* begin *
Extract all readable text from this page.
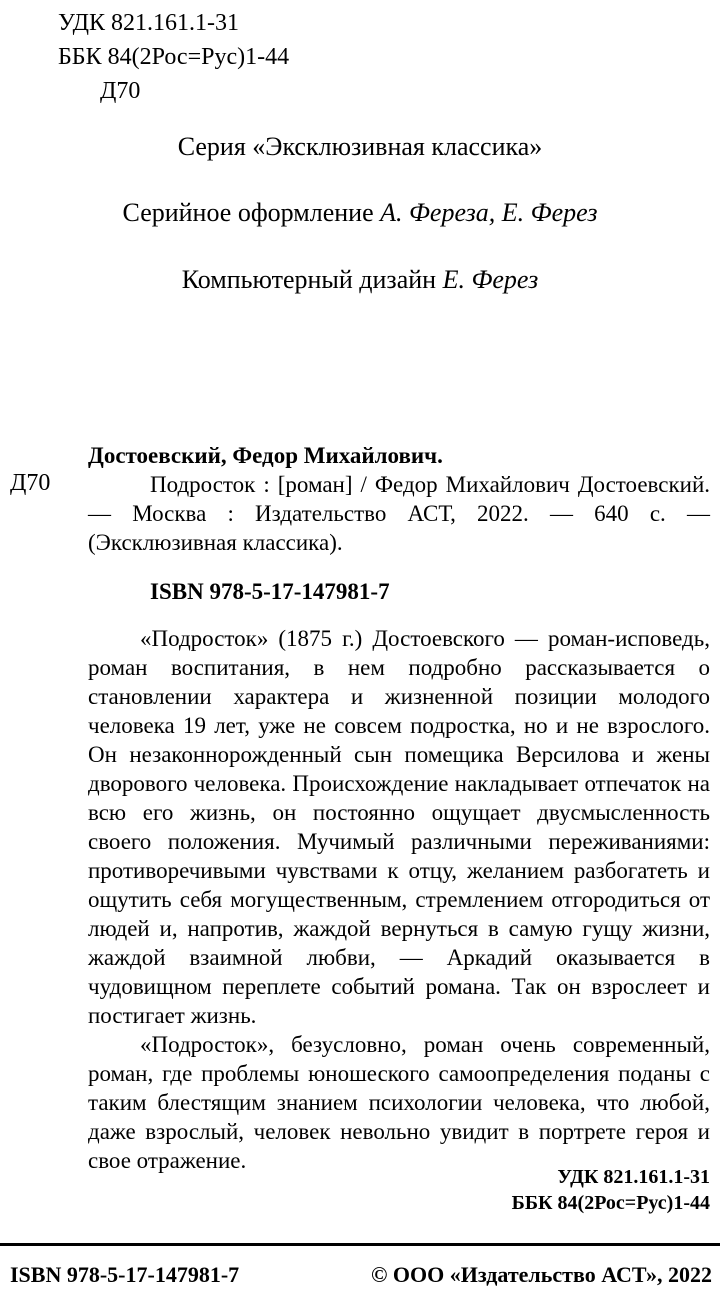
УДК 821.161.1-31
ББК 84(2Рос=Рус)1-44
Д70
Серия «Эксклюзивная классика»
Серийное оформление А. Фереза, Е. Ферез
Компьютерный дизайн Е. Ферез
Д70
Достоевский, Федор Михайлович.

Подросток : [роман] / Федор Михайлович Достоевский. — Москва : Издательство АСТ, 2022. — 640 с. — (Эксклюзивная классика).

ISBN 978-5-17-147981-7

«Подросток» (1875 г.) Достоевского — роман-исповедь, роман воспитания, в нем подробно рассказывается о становлении характера и жизненной позиции молодого человека 19 лет, уже не совсем подростка, но и не взрослого. Он незаконнорожденный сын помещика Версилова и жены дворового человека. Происхождение накладывает отпечаток на всю его жизнь, он постоянно ощущает двусмысленность своего положения. Мучимый различными переживаниями: противоречивыми чувствами к отцу, желанием разбогатеть и ощутить себя могущественным, стремлением отгородиться от людей и, напротив, жаждой вернуться в самую гущу жизни, жаждой взаимной любви, — Аркадий оказывается в чудовищном переплете событий романа. Так он взрослеет и постигает жизнь.

«Подросток», безусловно, роман очень современный, роман, где проблемы юношеского самоопределения поданы с таким блестящим знанием психологии человека, что любой, даже взрослый, человек невольно увидит в портрете героя и свое отражение.

УДК 821.161.1-31
ББК 84(2Рос=Рус)1-44
ISBN 978-5-17-147981-7	© ООО «Издательство АСТ», 2022
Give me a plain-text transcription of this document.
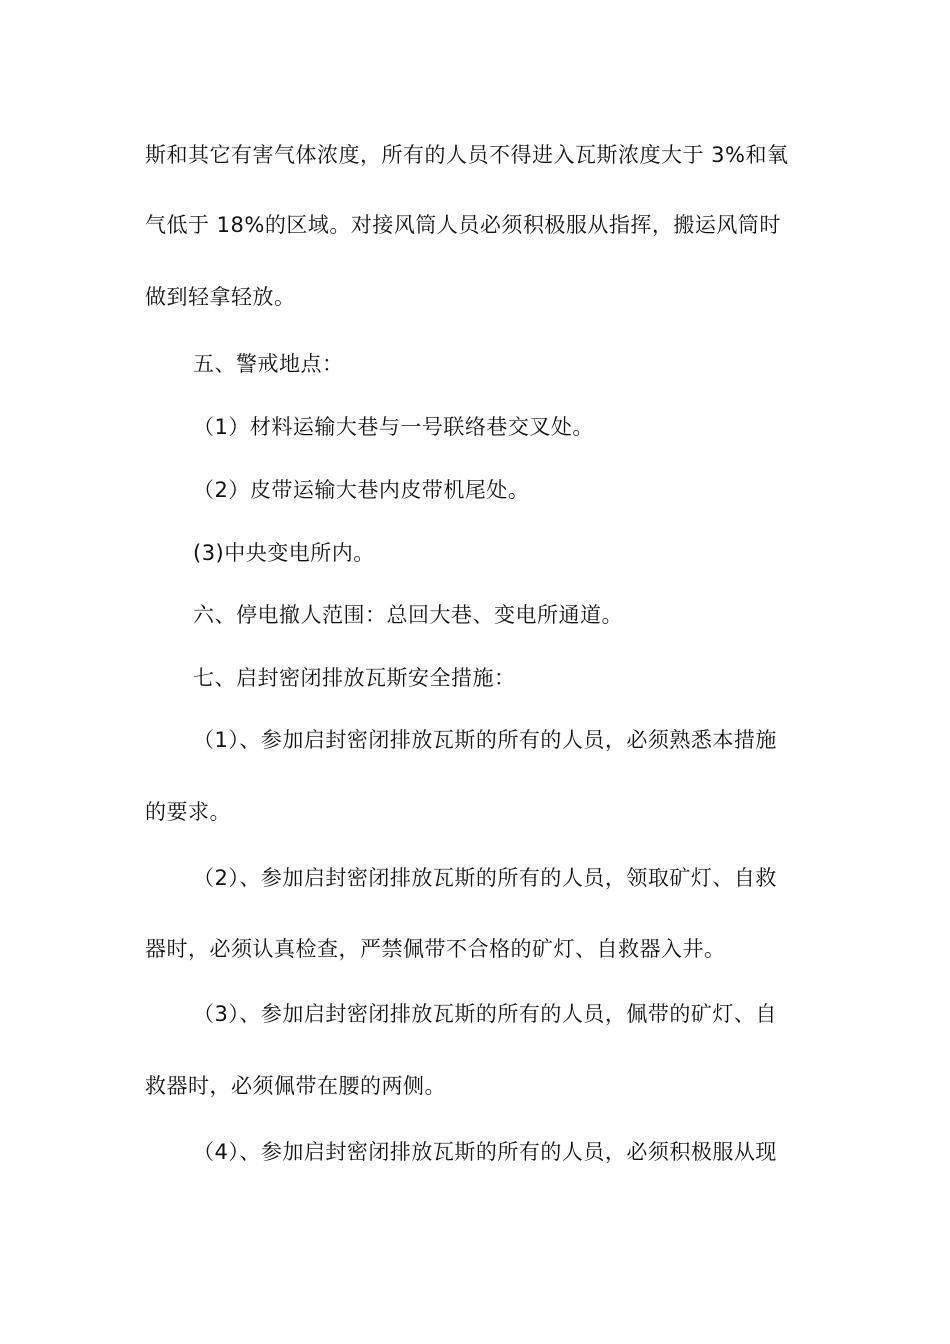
斯和其它有害气体浓度，所有的人员不得进入瓦斯浓度大于 3%和氧
气低于 18%的区域。对接风筒人员必须积极服从指挥，搬运风筒时
做到轻拿轻放。
五、警戒地点：
（1）材料运输大巷与一号联络巷交叉处。
（2）皮带运输大巷内皮带机尾处。
(3)中央变电所内。
六、停电撤人范围：总回大巷、变电所通道。
七、启封密闭排放瓦斯安全措施：
（1）、参加启封密闭排放瓦斯的所有的人员，必须熟悉本措施
的要求。
（2）、参加启封密闭排放瓦斯的所有的人员，领取矿灯、自救
器时，必须认真检查，严禁佩带不合格的矿灯、自救器入井。
（3）、参加启封密闭排放瓦斯的所有的人员，佩带的矿灯、自
救器时，必须佩带在腰的两侧。
（4）、参加启封密闭排放瓦斯的所有的人员，必须积极服从现
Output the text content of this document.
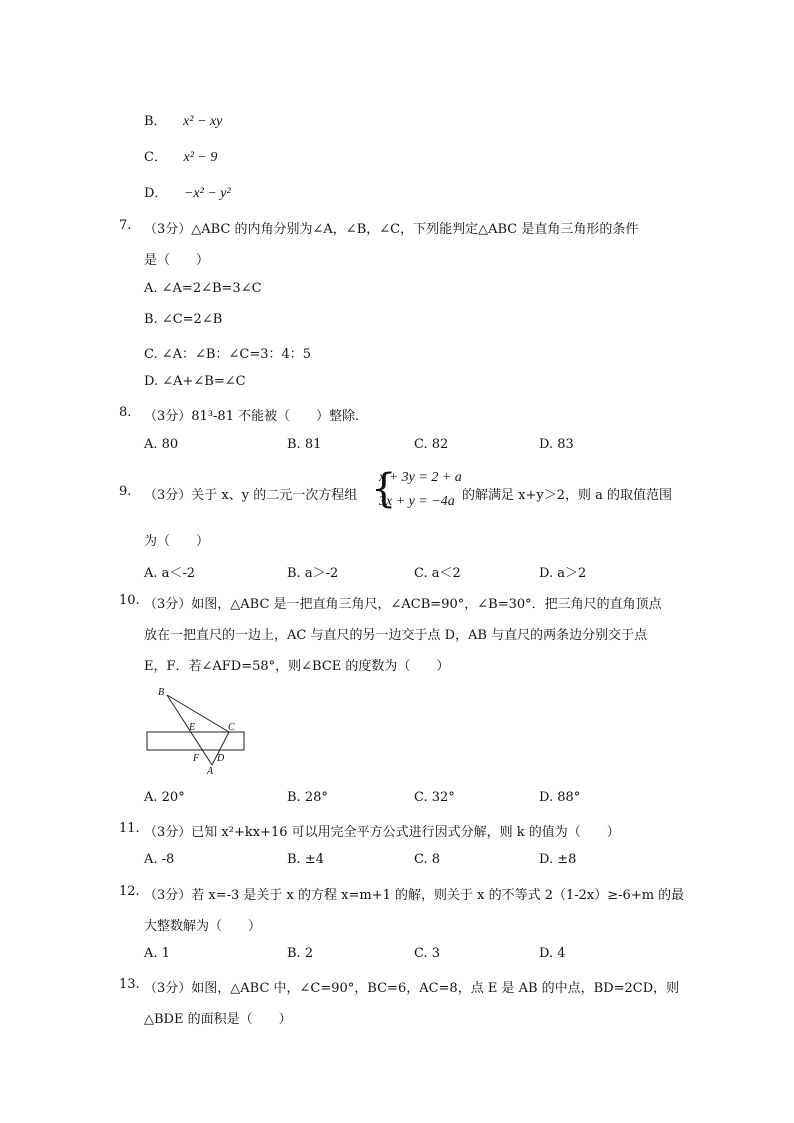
B． x² − xy
C． x² − 9
D． −x² − y²
7. （3分）△ABC 的内角分别为∠A，∠B，∠C，下列能判定△ABC 是直角三角形的条件
是（　　）
A. ∠A=2∠B=3∠C
B. ∠C=2∠B
C. ∠A：∠B：∠C=3：4：5
D. ∠A+∠B=∠C
8. （3分）81³-81 不能被（　　）整除．
A. 80	B. 81	C. 82	D. 83
9. （3分）关于 x、y 的二元一次方程组 {
x + 3y = 2 + a
3x + y = −4a 的解满足 x+y＞2，则 a 的取值范围
为（　　）
A. a＜-2	B. a＞-2	C. a＜2	D. a＞2
10. （3分）如图，△ABC 是一把直角三角尺，∠ACB=90°，∠B=30°．把三角尺的直角顶点
放在一把直尺的一边上，AC 与直尺的另一边交于点 D，AB 与直尺的两条边分别交于点
E，F．若∠AFD=58°，则∠BCE 的度数为（　　）
B
E	C
F D
A
A. 20°	B. 28°	C. 32°	D. 88°
11. （3分）已知 x²+kx+16 可以用完全平方公式进行因式分解，则 k 的值为（　　）
A. -8	B. ±4	C. 8	D. ±8
12. （3分）若 x=-3 是关于 x 的方程 x=m+1 的解，则关于 x 的不等式 2（1-2x）≥-6+m 的最
大整数解为（　　）
A. 1	B. 2	C. 3	D. 4
13. （3分）如图，△ABC 中，∠C=90°，BC=6，AC=8，点 E 是 AB 的中点，BD=2CD，则
△BDE 的面积是（　　）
* end *
The task: The listing above needs to be output again exactly. Don't include the pictures.

The result:
Extract all readable text from this page.
УДК 821.161.1-31
ББК 84(2Рос=Рус)1-44
Д70
Серия «Эксклюзивная классика»
Серийное оформление А. Фереза, Е. Ферез
Компьютерный дизайн Е. Ферез
Д70
Достоевский, Федор Михайлович.

Подросток : [роман] / Федор Михайлович Достоевский. — Москва : Издательство АСТ, 2022. — 640 с. — (Эксклюзивная классика).

ISBN 978-5-17-147981-7

«Подросток» (1875 г.) Достоевского — роман-исповедь, роман воспитания, в нем подробно рассказывается о становлении характера и жизненной позиции молодого человека 19 лет, уже не совсем подростка, но и не взрослого. Он незаконнорожденный сын помещика Версилова и жены дворового человека. Происхождение накладывает отпечаток на всю его жизнь, он постоянно ощущает двусмысленность своего положения. Мучимый различными переживаниями: противоречивыми чувствами к отцу, желанием разбогатеть и ощутить себя могущественным, стремлением отгородиться от людей и, напротив, жаждой вернуться в самую гущу жизни, жаждой взаимной любви, — Аркадий оказывается в чудовищном переплете событий романа. Так он взрослеет и постигает жизнь.

«Подросток», безусловно, роман очень современный, роман, где проблемы юношеского самоопределения поданы с таким блестящим знанием психологии человека, что любой, даже взрослый, человек невольно увидит в портрете героя и свое отражение.

УДК 821.161.1-31
ББК 84(2Рос=Рус)1-44
ISBN 978-5-17-147981-7	© ООО «Издательство АСТ», 2022
Give me a plain-text transcription of this document.
斯和其它有害气体浓度，所有的人员不得进入瓦斯浓度大于 3%和氧
气低于 18%的区域。对接风筒人员必须积极服从指挥，搬运风筒时
做到轻拿轻放。
五、警戒地点：
（1）材料运输大巷与一号联络巷交叉处。
（2）皮带运输大巷内皮带机尾处。
(3)中央变电所内。
六、停电撤人范围：总回大巷、变电所通道。
七、启封密闭排放瓦斯安全措施：
（1）、参加启封密闭排放瓦斯的所有的人员，必须熟悉本措施
的要求。
（2）、参加启封密闭排放瓦斯的所有的人员，领取矿灯、自救
器时，必须认真检查，严禁佩带不合格的矿灯、自救器入井。
（3）、参加启封密闭排放瓦斯的所有的人员，佩带的矿灯、自
救器时，必须佩带在腰的两侧。
（4）、参加启封密闭排放瓦斯的所有的人员，必须积极服从现
Output the text content of this document.
B． x² − xy
C． x² − 9
D． −x² − y²
7. （3分）△ABC 的内角分别为∠A，∠B，∠C，下列能判定△ABC 是直角三角形的条件
是（　　）
A. ∠A=2∠B=3∠C
B. ∠C=2∠B
C. ∠A：∠B：∠C=3：4：5
D. ∠A+∠B=∠C
8. （3分）81³-81 不能被（　　）整除．
A. 80	B. 81	C. 82	D. 83
9. （3分）关于 x、y 的二元一次方程组 {
x + 3y = 2 + a
3x + y = −4a 的解满足 x+y＞2，则 a 的取值范围
为（　　）
A. a＜-2	B. a＞-2	C. a＜2	D. a＞2
10. （3分）如图，△ABC 是一把直角三角尺，∠ACB=90°，∠B=30°．把三角尺的直角顶点
放在一把直尺的一边上，AC 与直尺的另一边交于点 D，AB 与直尺的两条边分别交于点
E，F．若∠AFD=58°，则∠BCE 的度数为（　　）
B
E	C
F D
A
A. 20°	B. 28°	C. 32°	D. 88°
11. （3分）已知 x²+kx+16 可以用完全平方公式进行因式分解，则 k 的值为（　　）
A. -8	B. ±4	C. 8	D. ±8
12. （3分）若 x=-3 是关于 x 的方程 x=m+1 的解，则关于 x 的不等式 2（1-2x）≥-6+m 的最
大整数解为（　　）
A. 1	B. 2	C. 3	D. 4
13. （3分）如图，△ABC 中，∠C=90°，BC=6，AC=8，点 E 是 AB 的中点，BD=2CD，则
△BDE 的面积是（　　）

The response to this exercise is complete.